**What this task involves:** Reproduce, word for word, everything from the beginning of the items down to and including the line that contains "Annotate this image: element". Leave the pictures out.

BEGIN Data provided

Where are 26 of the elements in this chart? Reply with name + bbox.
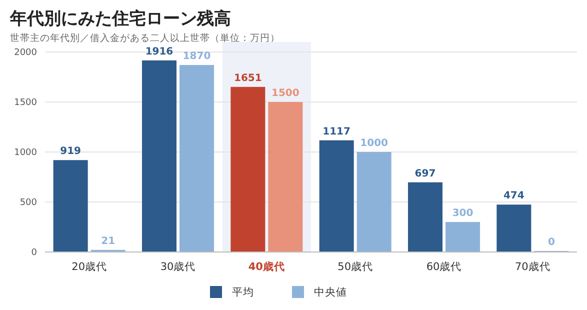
- y-tick-label: 0: [31, 248, 38, 258]
- data-label: 1916: [145, 46, 174, 58]
- data-label: 1651: [234, 72, 262, 84]
- data-label: 0: [548, 237, 555, 248]
- data-label: 1117: [322, 126, 351, 138]
- y-tick-label: 500: [20, 198, 38, 208]
- x-tick-label: 50歳代: [338, 260, 374, 273]
- data-label: 1500: [272, 88, 300, 99]
- x-tick-label: 60歳代: [426, 260, 462, 273]
- x-tick-label: 30歳代: [160, 260, 196, 273]
- data-label: 300: [452, 208, 474, 219]
- data-label: 919: [60, 146, 82, 158]
- legend-label: 平均: [232, 286, 254, 299]
- data-label: 21: [101, 236, 116, 247]
- data-label: 474: [503, 190, 524, 202]
- x-tick-label: 20歳代: [72, 260, 108, 273]
- y-tick-label: 1500: [14, 98, 38, 108]
- data-label: 697: [414, 168, 436, 180]
- data-label: 1870: [182, 51, 211, 62]
- x-tick-label: 70歳代: [514, 260, 550, 273]
- y-tick-label: 1000: [14, 148, 38, 158]
- x-tick-label: 40歳代: [248, 260, 285, 273]
- legend-label: 中央値: [314, 286, 347, 299]
- data-label: 1000: [360, 138, 388, 149]
- chart-title: 年代別にみた住宅ローン残高: [9, 9, 231, 29]
- y-tick-label: 2000: [14, 48, 38, 58]
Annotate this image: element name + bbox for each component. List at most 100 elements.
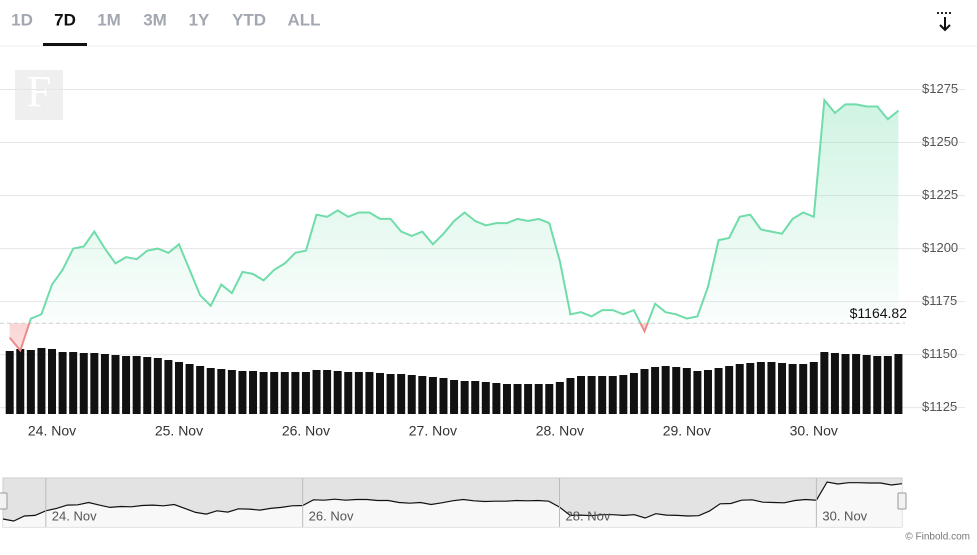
volume-bar [365,372,374,414]
volume-bar [841,354,850,414]
tab[interactable]: 3M [143,10,167,29]
area-fill [9,100,899,351]
volume-bar [386,374,395,414]
volume-bar [397,374,406,414]
volume-bar [703,370,712,414]
volume-bar [291,372,300,414]
volume-bar [333,371,342,414]
tab[interactable]: YTD [232,10,266,29]
volume-bar [450,380,459,414]
logo-box [15,70,63,120]
volume-bar [259,372,268,414]
volume-bar [227,370,236,414]
y-tick-label: $1225 [922,187,958,202]
volume-bar [651,367,660,414]
volume-bar [37,348,46,414]
volume-bar [48,349,57,414]
volume-bar [756,362,765,414]
tab[interactable]: ALL [287,10,320,29]
y-tick-label: $1125 [922,399,957,414]
volume-bar [174,362,183,414]
volume-bar [481,382,490,414]
volume-bar [619,375,628,414]
navigator-handle[interactable] [897,492,907,510]
volume-bar [820,352,829,414]
volume-bar [143,357,152,414]
volume-bar [725,366,734,414]
volume-bar [100,354,109,414]
volume-bar [587,376,596,414]
volume-bar [354,372,363,414]
volume-bar [608,376,617,414]
volume-bar [799,364,808,414]
volume-bar [270,372,279,414]
navigator-label: 30. Nov [822,508,867,523]
volume-bar [439,378,448,414]
volume-bar [873,356,882,414]
volume-bar [249,371,258,414]
volume-bar [217,369,226,414]
volume-bar [301,372,310,414]
volume-bar [238,371,247,414]
x-tick-label: 27. Nov [409,423,457,439]
navigator-handle[interactable] [0,492,8,510]
volume-bar [883,356,892,414]
volume-bar [682,368,691,414]
navigator-line [2,481,903,522]
y-tick-label: $1275 [922,81,958,96]
volume-bar [185,364,194,414]
volume-bar [69,352,78,414]
volume-bar [418,376,427,414]
y-tick-label: $1200 [922,240,958,255]
navigator-label: 26. Nov [309,508,354,523]
volume-bar [407,375,416,414]
volume-bar [809,362,818,414]
y-tick-label: $1175 [922,293,957,308]
volume-bar [555,382,564,414]
volume-bar [672,367,681,414]
volume-bar [778,363,787,414]
volume-bar [714,368,723,414]
volume-bar [153,358,162,414]
volume-bar [428,377,437,414]
volume-bar [788,364,797,414]
volume-bar [502,384,511,414]
x-tick-label: 26. Nov [282,423,330,439]
volume-bar [471,381,480,414]
volume-bar [5,351,14,414]
tab[interactable]: 7D [54,10,76,29]
volume-bar [830,353,839,414]
tab[interactable]: 1M [97,10,121,29]
volume-bar [280,372,289,414]
volume-bar [323,370,332,414]
volume-bar [629,373,638,414]
volume-bar [661,366,670,414]
x-tick-label: 24. Nov [28,423,76,439]
tab[interactable]: 1Y [189,10,210,29]
volume-bar [566,378,575,414]
volume-bar [524,384,533,414]
volume-bar [376,373,384,414]
volume-bar [111,355,120,414]
volume-bar [577,376,586,414]
volume-bar [122,356,131,414]
volume-bar [513,384,522,414]
volume-bar [344,372,353,414]
baseline-label: $1164.82 [850,305,908,321]
volume-bar [852,354,861,414]
download-button[interactable] [937,12,953,32]
tab[interactable]: 1D [11,10,33,29]
volume-bar [206,368,215,414]
volume-bar [640,369,649,414]
icon-arrow [939,17,951,32]
volume-bar [767,362,776,414]
volume-bar [460,381,469,414]
y-tick-label: $1250 [922,134,958,149]
volume-bar [79,353,88,414]
volume-bar [693,371,702,414]
x-tick-label: 28. Nov [536,423,584,439]
volume-bar [545,384,554,414]
x-tick-label: 25. Nov [155,423,203,439]
volume-bar [862,355,871,414]
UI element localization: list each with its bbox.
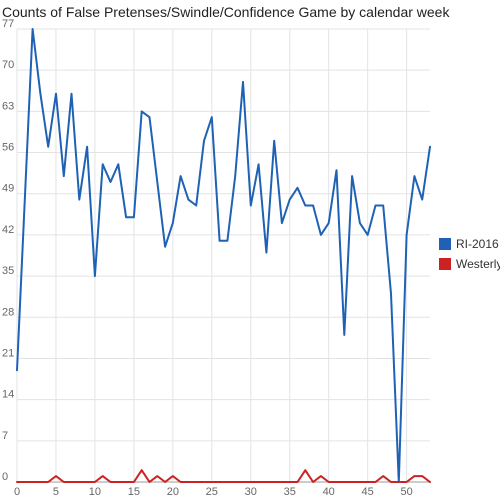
x-tick-label: 20 [167, 486, 179, 498]
y-tick-label: 21 [2, 347, 14, 359]
x-tick-label: 25 [206, 486, 218, 498]
y-tick-label: 77 [2, 18, 14, 30]
series-layer [16, 28, 431, 483]
y-tick-label: 49 [2, 183, 14, 195]
y-axis-ticks: 0 7 14 21 28 35 42 49 56 63 70 77 [2, 18, 14, 483]
series-line-0 [16, 28, 431, 483]
y-tick-label: 14 [2, 389, 14, 401]
y-tick-label: 63 [2, 100, 14, 112]
y-tick-label: 42 [2, 224, 14, 236]
y-tick-label: 35 [2, 265, 14, 277]
x-tick-label: 5 [53, 486, 59, 498]
x-axis-ticks: 0 5 10 15 20 25 30 35 40 45 50 [14, 486, 413, 498]
grid [16, 28, 430, 483]
series-line-1 [16, 469, 431, 483]
x-tick-label: 30 [245, 486, 257, 498]
x-tick-label: 50 [400, 486, 412, 498]
x-tick-label: 35 [284, 486, 296, 498]
x-tick-label: 40 [323, 486, 335, 498]
y-tick-label: 0 [2, 471, 8, 483]
y-tick-label: 56 [2, 142, 14, 154]
legend-swatch [439, 238, 451, 250]
legend-label: RI-2016 [456, 237, 499, 251]
chart-title: Counts of False Pretenses/Swindle/Confid… [2, 4, 450, 20]
x-tick-label: 0 [14, 486, 20, 498]
y-tick-label: 28 [2, 306, 14, 318]
y-tick-label: 7 [2, 430, 8, 442]
legend: RI-2016 Westerly [439, 237, 500, 271]
x-tick-label: 45 [362, 486, 374, 498]
legend-label: Westerly [456, 257, 500, 271]
y-tick-label: 70 [2, 59, 14, 71]
legend-swatch [439, 258, 451, 270]
x-tick-label: 10 [89, 486, 101, 498]
x-tick-label: 15 [128, 486, 140, 498]
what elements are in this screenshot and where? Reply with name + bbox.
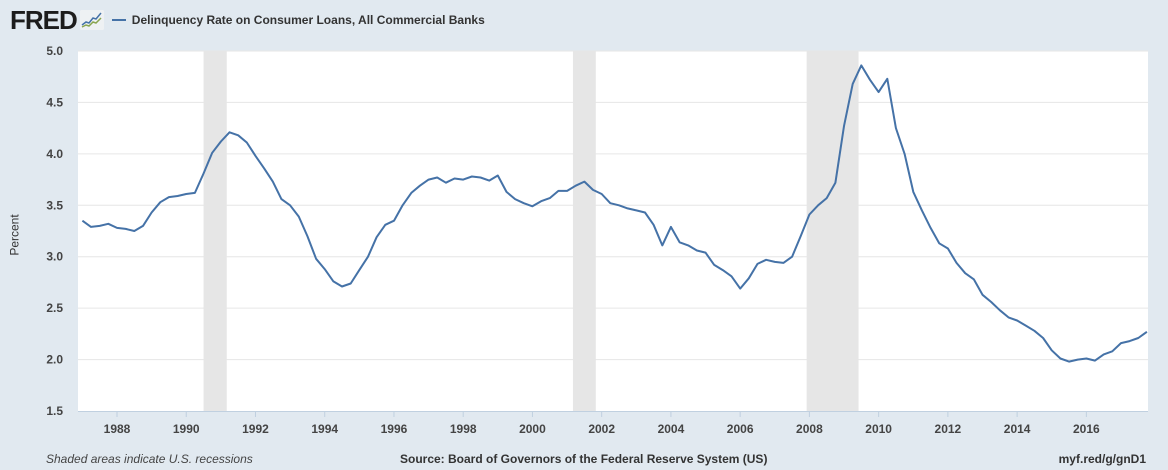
x-tick-label: 1994 (311, 422, 338, 436)
fred-logo[interactable]: FRED (10, 5, 78, 35)
x-tick-label: 2010 (865, 422, 892, 436)
x-tick-label: 1990 (173, 422, 200, 436)
chart-header: FRED Delinquency Rate on Consumer Loans,… (10, 6, 485, 34)
x-tick-label: 1988 (104, 422, 131, 436)
y-tick-label: 5.0 (46, 44, 63, 58)
recession-note: Shaded areas indicate U.S. recessions (46, 452, 253, 466)
x-tick-label: 2008 (796, 422, 823, 436)
y-tick-label: 4.5 (46, 95, 63, 109)
source-note: Source: Board of Governors of the Federa… (400, 452, 768, 466)
plot-area (78, 51, 1148, 411)
x-tick-label: 2014 (1004, 422, 1031, 436)
x-tick-label: 2016 (1073, 422, 1100, 436)
x-tick-label: 1998 (450, 422, 477, 436)
x-tick-label: 2000 (519, 422, 546, 436)
x-tick-label: 2004 (658, 422, 685, 436)
short-url-link[interactable]: myf.red/g/gnD1 (1058, 452, 1146, 466)
y-tick-label: 1.5 (46, 404, 63, 418)
legend-series-title[interactable]: Delinquency Rate on Consumer Loans, All … (131, 13, 485, 27)
x-tick-label: 1996 (381, 422, 408, 436)
y-tick-label: 3.5 (46, 198, 63, 212)
x-tick-label: 2012 (935, 422, 962, 436)
y-tick-label: 2.0 (46, 353, 63, 367)
y-tick-label: 2.5 (46, 301, 63, 315)
x-tick-label: 1992 (242, 422, 269, 436)
line-graph-icon (79, 10, 104, 30)
y-tick-label: 3.0 (46, 250, 63, 264)
recession-band (203, 51, 227, 411)
legend-swatch (111, 19, 126, 21)
y-tick-label: 4.0 (46, 147, 63, 161)
recession-band (806, 51, 859, 411)
x-tick-label: 2002 (588, 422, 615, 436)
series-line[interactable] (81, 64, 1148, 363)
x-tick-label: 2006 (727, 422, 754, 436)
recession-band (572, 51, 596, 411)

END Data provided

**Answer in full:**
Where are 26 of the elements in this chart? Reply with name + bbox.
- y-tick-label: 0: [31, 248, 38, 258]
- data-label: 1916: [145, 46, 174, 58]
- data-label: 1651: [234, 72, 262, 84]
- data-label: 0: [548, 237, 555, 248]
- data-label: 1117: [322, 126, 351, 138]
- y-tick-label: 500: [20, 198, 38, 208]
- x-tick-label: 50歳代: [338, 260, 374, 273]
- data-label: 1500: [272, 88, 300, 99]
- x-tick-label: 60歳代: [426, 260, 462, 273]
- x-tick-label: 30歳代: [160, 260, 196, 273]
- data-label: 300: [452, 208, 474, 219]
- data-label: 919: [60, 146, 82, 158]
- legend-label: 平均: [232, 286, 254, 299]
- data-label: 21: [101, 236, 116, 247]
- data-label: 474: [503, 190, 524, 202]
- x-tick-label: 20歳代: [72, 260, 108, 273]
- y-tick-label: 1500: [14, 98, 38, 108]
- data-label: 697: [414, 168, 436, 180]
- data-label: 1870: [182, 51, 211, 62]
- x-tick-label: 70歳代: [514, 260, 550, 273]
- y-tick-label: 1000: [14, 148, 38, 158]
- x-tick-label: 40歳代: [248, 260, 285, 273]
- legend-label: 中央値: [314, 286, 347, 299]
- data-label: 1000: [360, 138, 388, 149]
- chart-title: 年代別にみた住宅ローン残高: [9, 9, 231, 29]
- y-tick-label: 2000: [14, 48, 38, 58]
Annotate this image: element name + bbox for each component. List at most 100 elements.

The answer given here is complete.